▶ [Task to complete] Below are the records; copy each line in them that holds the word "云赛智联".
^^^^^^^^
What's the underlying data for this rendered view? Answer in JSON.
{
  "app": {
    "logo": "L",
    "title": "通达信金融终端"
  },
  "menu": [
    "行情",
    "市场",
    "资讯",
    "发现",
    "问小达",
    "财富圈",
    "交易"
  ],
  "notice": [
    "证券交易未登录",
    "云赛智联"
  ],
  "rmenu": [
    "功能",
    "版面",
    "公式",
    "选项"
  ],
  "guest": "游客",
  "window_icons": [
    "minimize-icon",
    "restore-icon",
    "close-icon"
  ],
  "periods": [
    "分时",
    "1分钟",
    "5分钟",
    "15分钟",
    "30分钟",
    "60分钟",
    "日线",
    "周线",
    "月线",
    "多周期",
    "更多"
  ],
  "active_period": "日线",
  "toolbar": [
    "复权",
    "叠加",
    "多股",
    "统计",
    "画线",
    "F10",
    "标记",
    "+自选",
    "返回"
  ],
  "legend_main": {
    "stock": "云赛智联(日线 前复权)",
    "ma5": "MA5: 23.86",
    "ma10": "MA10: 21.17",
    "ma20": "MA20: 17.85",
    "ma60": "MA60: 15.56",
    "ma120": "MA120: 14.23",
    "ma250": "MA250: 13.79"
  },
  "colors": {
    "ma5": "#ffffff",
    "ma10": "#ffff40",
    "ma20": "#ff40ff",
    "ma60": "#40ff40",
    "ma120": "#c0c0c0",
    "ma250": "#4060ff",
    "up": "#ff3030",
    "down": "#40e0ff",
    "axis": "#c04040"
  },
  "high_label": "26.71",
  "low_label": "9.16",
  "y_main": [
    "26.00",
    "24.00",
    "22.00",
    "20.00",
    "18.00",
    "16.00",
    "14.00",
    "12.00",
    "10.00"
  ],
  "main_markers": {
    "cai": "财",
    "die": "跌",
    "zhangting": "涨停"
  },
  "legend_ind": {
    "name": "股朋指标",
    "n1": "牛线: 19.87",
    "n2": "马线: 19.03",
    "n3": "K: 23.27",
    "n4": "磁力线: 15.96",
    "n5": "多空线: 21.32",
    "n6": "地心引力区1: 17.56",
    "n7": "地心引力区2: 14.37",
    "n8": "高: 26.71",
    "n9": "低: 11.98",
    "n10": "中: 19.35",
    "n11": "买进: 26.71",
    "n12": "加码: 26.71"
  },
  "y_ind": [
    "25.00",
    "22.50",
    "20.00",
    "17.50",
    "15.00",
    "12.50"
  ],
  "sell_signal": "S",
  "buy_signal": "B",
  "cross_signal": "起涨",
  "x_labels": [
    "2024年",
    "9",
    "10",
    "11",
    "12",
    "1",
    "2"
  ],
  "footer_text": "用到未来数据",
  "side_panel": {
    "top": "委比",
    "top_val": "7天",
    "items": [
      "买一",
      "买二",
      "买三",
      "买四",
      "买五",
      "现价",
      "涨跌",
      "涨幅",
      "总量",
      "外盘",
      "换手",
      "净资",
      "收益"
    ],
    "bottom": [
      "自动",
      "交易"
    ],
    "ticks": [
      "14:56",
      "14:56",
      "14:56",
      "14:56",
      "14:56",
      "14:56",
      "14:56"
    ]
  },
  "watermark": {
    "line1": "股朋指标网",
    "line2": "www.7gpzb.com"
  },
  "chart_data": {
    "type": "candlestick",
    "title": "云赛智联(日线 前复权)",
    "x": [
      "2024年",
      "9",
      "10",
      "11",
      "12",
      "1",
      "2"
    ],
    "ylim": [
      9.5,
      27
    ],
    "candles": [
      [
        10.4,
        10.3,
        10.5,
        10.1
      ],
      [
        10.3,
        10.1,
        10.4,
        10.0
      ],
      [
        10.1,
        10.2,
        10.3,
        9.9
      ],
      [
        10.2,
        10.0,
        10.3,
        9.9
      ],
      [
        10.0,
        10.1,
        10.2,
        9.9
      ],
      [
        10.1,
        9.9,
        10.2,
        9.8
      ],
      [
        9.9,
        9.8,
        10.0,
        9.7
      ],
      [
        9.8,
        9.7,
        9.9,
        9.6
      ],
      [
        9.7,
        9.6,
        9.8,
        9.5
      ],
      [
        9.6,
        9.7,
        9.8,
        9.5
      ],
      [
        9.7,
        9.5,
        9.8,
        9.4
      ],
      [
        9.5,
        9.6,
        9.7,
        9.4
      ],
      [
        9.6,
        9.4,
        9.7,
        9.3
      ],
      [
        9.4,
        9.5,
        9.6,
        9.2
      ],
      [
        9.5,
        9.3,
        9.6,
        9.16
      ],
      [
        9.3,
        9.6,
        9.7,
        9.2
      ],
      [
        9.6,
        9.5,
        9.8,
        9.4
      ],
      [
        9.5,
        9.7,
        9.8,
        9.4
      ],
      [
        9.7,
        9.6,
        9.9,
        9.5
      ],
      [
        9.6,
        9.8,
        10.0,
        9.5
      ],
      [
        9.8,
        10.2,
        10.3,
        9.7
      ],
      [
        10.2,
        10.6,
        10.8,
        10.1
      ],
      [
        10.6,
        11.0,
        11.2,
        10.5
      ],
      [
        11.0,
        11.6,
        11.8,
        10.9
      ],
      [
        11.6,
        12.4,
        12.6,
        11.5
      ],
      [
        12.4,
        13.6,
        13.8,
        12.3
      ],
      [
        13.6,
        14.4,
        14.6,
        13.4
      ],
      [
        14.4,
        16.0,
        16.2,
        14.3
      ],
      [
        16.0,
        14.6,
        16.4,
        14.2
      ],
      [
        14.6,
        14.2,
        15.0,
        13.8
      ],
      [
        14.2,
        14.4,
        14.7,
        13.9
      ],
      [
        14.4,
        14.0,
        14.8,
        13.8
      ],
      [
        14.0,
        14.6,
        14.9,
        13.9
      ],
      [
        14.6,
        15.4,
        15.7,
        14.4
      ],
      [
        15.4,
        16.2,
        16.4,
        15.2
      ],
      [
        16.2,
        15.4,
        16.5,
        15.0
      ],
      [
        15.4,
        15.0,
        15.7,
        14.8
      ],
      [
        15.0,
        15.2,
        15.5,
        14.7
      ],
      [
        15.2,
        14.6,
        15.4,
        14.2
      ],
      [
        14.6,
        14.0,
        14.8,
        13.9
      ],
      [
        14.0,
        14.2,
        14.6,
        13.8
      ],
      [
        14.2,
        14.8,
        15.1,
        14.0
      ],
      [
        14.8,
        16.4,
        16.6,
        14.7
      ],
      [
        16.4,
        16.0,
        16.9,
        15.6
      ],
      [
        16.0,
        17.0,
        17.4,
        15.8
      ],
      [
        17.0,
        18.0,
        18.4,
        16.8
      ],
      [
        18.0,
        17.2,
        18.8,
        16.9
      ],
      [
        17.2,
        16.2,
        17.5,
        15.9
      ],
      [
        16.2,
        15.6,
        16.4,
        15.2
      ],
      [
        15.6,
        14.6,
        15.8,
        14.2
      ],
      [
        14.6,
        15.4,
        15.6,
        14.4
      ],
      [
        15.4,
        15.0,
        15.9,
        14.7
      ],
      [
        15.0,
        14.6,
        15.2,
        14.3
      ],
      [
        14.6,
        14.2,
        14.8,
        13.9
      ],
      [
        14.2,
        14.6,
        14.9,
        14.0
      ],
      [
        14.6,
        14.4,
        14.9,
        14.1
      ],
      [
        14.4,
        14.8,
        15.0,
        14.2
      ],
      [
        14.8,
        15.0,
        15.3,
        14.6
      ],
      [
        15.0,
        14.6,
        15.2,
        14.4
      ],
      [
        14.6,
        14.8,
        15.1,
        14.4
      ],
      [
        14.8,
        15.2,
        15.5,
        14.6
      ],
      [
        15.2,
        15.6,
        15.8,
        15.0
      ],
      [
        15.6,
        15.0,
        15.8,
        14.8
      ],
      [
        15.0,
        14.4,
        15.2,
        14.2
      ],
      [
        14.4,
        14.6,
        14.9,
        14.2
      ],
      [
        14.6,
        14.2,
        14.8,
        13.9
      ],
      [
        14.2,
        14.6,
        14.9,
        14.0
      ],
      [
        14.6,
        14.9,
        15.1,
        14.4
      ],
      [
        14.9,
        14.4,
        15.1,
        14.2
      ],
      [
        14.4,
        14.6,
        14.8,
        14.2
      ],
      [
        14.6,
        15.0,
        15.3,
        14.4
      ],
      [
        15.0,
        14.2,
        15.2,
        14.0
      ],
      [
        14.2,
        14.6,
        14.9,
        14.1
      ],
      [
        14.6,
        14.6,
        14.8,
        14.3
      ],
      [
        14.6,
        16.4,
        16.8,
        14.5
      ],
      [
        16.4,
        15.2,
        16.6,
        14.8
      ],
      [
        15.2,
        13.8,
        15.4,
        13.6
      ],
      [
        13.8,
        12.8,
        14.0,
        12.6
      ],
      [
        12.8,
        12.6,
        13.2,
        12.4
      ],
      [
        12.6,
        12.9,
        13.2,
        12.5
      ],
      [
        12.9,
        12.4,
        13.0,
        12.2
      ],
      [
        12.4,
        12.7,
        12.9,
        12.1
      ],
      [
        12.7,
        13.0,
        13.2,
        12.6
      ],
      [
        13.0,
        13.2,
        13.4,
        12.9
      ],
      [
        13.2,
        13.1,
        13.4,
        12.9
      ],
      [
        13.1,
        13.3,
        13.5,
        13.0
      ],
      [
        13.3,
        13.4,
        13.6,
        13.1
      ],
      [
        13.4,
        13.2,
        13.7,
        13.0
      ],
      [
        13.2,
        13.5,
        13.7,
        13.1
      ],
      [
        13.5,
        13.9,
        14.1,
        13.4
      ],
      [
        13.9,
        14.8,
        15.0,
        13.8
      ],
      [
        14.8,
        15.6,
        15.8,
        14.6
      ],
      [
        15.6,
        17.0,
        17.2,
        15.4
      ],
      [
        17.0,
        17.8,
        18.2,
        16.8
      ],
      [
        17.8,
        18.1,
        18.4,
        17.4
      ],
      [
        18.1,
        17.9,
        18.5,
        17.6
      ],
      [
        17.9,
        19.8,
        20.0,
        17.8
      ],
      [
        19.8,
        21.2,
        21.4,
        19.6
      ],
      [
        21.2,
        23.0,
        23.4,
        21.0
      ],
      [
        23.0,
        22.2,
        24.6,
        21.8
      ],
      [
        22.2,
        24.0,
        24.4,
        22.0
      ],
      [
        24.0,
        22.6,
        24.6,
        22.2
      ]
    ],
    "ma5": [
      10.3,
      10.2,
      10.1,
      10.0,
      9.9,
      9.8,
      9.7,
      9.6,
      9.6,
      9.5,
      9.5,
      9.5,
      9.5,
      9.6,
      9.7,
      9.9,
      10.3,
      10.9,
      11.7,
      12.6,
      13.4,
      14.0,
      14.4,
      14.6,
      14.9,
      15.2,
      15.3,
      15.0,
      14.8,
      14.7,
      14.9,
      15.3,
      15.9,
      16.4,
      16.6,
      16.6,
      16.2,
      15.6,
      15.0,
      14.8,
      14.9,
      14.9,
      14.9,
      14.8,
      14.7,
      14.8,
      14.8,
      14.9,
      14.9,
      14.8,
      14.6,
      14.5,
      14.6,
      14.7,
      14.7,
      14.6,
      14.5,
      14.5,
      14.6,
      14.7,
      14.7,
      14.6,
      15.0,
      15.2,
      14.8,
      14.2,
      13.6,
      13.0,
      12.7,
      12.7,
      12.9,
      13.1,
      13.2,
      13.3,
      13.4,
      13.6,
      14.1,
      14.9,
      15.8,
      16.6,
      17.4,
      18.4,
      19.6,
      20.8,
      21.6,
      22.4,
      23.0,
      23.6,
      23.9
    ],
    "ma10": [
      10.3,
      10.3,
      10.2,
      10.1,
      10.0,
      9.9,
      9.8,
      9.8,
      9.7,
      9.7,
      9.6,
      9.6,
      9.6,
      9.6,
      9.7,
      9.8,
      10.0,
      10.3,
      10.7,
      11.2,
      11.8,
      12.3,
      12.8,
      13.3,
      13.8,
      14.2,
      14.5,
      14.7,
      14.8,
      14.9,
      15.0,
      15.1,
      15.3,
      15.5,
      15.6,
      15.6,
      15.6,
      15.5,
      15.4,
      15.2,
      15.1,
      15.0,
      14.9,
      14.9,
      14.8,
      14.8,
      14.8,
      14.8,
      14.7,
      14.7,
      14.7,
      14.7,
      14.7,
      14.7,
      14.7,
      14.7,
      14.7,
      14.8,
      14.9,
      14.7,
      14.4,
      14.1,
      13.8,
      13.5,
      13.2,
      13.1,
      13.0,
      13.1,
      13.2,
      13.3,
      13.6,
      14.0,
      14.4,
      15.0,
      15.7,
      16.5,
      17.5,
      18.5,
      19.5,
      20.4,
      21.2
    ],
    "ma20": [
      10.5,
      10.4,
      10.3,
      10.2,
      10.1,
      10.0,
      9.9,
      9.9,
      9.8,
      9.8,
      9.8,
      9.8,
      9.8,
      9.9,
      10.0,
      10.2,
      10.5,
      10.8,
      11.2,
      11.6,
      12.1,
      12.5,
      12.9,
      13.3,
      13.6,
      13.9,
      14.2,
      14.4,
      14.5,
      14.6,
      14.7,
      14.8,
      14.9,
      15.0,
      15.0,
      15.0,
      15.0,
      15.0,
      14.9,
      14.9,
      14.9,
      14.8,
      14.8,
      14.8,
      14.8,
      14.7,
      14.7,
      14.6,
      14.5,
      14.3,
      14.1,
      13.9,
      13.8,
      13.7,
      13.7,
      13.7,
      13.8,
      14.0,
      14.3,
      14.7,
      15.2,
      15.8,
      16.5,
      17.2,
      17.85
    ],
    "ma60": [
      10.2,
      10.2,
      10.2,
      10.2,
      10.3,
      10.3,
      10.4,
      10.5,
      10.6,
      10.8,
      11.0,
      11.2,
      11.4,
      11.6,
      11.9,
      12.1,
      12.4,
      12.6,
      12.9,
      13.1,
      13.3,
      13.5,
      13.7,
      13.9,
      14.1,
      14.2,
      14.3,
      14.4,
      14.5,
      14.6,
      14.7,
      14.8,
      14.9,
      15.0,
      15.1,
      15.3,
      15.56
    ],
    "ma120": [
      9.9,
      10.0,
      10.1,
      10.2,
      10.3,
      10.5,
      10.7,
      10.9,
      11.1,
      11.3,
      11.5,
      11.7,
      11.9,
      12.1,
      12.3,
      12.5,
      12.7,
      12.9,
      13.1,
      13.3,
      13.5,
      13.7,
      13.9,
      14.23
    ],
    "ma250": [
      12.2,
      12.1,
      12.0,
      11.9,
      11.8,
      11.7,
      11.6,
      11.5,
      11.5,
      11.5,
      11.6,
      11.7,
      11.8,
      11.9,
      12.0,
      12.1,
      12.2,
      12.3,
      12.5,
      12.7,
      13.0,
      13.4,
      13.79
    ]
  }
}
^^^^^^^^
▶ [Exercise response]
    "云赛智联"
    "stock": "云赛智联(日线 前复权)",
    "title": "云赛智联(日线 前复权)",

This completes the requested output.